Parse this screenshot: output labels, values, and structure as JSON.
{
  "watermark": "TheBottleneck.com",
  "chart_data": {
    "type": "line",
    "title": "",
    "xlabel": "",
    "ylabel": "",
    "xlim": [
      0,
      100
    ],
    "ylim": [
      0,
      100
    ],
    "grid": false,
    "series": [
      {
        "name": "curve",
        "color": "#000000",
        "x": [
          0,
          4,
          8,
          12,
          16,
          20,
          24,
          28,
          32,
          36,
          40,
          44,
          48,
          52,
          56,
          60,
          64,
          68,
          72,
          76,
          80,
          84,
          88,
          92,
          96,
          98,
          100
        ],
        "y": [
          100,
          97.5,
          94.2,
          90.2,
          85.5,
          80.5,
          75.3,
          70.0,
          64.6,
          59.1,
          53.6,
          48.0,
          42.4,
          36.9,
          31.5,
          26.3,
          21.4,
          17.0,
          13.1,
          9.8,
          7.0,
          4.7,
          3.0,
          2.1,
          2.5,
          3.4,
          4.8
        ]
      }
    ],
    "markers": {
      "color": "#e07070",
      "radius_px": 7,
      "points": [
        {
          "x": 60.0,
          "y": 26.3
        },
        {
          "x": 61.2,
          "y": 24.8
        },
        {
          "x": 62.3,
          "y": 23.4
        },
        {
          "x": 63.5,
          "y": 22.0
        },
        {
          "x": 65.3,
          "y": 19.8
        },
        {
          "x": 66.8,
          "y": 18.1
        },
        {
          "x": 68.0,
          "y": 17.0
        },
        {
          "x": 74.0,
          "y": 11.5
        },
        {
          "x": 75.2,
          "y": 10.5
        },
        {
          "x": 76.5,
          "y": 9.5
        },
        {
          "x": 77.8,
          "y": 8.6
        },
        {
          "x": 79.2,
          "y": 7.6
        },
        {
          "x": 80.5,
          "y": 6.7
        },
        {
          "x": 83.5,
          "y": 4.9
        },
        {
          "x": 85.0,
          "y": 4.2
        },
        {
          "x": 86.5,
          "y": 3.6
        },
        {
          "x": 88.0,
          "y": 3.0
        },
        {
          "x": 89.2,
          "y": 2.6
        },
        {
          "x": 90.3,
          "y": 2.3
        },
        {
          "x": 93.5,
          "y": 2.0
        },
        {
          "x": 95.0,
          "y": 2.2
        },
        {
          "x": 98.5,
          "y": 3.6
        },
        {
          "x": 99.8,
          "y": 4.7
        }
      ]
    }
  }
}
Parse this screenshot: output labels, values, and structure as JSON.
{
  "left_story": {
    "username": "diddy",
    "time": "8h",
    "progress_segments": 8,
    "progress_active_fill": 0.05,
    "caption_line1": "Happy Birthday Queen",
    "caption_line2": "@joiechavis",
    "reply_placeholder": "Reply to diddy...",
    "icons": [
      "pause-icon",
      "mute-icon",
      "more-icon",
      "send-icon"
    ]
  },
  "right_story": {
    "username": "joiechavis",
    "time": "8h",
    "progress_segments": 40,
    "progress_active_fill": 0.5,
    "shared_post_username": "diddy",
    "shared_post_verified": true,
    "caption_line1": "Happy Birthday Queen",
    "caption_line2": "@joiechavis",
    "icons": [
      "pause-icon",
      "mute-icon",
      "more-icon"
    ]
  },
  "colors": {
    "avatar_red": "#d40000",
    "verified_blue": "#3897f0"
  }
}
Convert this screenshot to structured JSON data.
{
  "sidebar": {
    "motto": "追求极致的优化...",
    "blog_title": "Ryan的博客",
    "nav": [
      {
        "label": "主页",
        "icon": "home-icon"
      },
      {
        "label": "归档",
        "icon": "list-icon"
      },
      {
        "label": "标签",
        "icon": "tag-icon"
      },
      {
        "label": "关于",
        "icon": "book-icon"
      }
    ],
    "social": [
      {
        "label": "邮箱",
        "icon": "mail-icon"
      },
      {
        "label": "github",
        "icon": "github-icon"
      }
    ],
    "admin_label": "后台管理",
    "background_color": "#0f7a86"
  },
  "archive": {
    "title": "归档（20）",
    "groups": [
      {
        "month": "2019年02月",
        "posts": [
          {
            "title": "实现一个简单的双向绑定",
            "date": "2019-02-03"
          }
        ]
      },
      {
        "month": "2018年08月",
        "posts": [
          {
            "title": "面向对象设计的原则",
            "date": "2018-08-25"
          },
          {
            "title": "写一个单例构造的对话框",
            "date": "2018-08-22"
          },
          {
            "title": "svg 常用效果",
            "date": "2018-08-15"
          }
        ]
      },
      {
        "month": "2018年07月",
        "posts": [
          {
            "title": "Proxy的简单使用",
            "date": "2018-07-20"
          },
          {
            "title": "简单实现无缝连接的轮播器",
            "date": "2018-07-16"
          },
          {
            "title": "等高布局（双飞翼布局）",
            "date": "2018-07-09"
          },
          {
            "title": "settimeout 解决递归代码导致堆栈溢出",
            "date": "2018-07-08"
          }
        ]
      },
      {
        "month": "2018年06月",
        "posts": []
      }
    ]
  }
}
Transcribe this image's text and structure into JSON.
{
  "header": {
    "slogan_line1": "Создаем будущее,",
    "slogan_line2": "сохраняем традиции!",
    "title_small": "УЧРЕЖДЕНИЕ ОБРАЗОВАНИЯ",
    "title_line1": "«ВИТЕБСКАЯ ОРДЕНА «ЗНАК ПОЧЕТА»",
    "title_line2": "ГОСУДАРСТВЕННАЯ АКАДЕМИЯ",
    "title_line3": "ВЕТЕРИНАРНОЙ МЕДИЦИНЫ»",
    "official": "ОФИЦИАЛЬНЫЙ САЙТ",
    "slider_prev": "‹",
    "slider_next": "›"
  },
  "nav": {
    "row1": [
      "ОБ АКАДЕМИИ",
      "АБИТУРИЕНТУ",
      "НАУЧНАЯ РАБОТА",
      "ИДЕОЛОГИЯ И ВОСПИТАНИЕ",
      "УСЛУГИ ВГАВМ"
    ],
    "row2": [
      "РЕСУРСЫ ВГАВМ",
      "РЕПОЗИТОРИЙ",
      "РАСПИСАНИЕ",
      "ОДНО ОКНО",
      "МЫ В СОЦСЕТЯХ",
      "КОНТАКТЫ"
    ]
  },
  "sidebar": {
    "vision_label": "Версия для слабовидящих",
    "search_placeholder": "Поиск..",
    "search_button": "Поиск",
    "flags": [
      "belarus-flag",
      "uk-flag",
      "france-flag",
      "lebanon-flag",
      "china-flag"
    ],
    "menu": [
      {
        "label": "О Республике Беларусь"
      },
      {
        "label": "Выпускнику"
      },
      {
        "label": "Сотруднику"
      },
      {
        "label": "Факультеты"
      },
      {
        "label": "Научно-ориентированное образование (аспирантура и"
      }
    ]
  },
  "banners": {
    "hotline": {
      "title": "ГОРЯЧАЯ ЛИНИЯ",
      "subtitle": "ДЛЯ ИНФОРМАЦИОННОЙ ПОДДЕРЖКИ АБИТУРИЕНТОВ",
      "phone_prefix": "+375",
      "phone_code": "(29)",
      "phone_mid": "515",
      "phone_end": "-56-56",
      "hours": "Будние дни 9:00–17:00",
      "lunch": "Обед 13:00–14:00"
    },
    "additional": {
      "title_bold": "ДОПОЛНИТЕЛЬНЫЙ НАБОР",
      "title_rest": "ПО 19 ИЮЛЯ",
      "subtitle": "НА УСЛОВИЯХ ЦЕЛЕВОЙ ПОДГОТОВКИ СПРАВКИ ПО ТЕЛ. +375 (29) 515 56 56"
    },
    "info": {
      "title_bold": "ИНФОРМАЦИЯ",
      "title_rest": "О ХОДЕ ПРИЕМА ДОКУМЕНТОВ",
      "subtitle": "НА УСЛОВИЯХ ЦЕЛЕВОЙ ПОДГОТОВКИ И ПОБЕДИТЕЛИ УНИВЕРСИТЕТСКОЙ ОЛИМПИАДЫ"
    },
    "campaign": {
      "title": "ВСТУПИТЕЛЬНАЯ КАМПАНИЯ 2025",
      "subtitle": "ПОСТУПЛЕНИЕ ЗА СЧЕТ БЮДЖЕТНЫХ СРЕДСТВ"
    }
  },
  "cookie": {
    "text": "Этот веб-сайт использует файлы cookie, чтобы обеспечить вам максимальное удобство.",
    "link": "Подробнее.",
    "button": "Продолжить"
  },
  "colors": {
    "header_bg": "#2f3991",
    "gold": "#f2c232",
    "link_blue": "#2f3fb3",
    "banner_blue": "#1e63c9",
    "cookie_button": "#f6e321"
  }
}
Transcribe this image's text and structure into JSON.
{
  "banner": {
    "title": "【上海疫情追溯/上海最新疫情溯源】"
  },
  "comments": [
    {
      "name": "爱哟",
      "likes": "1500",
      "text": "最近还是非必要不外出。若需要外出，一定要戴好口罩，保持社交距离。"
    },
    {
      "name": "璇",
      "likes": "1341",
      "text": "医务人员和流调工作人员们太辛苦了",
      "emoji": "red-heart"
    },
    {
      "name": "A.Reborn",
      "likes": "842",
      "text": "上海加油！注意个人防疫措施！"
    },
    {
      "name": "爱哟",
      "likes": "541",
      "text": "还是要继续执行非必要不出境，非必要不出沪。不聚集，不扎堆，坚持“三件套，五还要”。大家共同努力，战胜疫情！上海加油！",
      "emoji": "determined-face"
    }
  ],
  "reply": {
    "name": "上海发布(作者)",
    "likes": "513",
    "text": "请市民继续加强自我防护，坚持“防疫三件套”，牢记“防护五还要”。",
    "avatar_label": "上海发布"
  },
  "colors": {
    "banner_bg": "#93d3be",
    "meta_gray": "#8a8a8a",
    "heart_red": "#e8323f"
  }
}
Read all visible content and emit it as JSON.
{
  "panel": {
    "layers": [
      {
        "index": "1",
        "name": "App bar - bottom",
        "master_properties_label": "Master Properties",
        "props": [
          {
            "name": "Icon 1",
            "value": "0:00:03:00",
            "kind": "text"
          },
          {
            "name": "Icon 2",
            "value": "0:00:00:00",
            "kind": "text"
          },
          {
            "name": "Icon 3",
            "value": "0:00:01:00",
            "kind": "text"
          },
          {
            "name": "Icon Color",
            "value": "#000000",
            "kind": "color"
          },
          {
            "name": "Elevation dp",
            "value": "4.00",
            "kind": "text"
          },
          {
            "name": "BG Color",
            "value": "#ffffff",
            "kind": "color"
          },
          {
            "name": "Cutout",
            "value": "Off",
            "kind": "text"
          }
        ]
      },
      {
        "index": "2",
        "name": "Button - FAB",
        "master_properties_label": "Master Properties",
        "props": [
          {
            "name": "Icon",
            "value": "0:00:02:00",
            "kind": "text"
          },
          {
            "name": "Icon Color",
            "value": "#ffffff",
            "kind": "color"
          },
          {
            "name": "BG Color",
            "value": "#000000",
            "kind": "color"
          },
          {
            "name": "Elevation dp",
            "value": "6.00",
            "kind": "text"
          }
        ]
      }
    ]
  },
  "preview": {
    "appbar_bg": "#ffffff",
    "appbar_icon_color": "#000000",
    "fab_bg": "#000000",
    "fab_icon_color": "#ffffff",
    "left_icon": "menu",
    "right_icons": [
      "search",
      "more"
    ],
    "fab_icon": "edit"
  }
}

################

## Set task
Check each line of the entries above, and show every one holding the word "ЦЕЛЕВОЙ".

## The output
      "subtitle": "НА УСЛОВИЯХ ЦЕЛЕВОЙ ПОДГОТОВКИ СПРАВКИ ПО ТЕЛ. +375 (29) 515 56 56"
      "subtitle": "НА УСЛОВИЯХ ЦЕЛЕВОЙ ПОДГОТОВКИ И ПОБЕДИТЕЛИ УНИВЕРСИТЕТСКОЙ ОЛИМПИАДЫ"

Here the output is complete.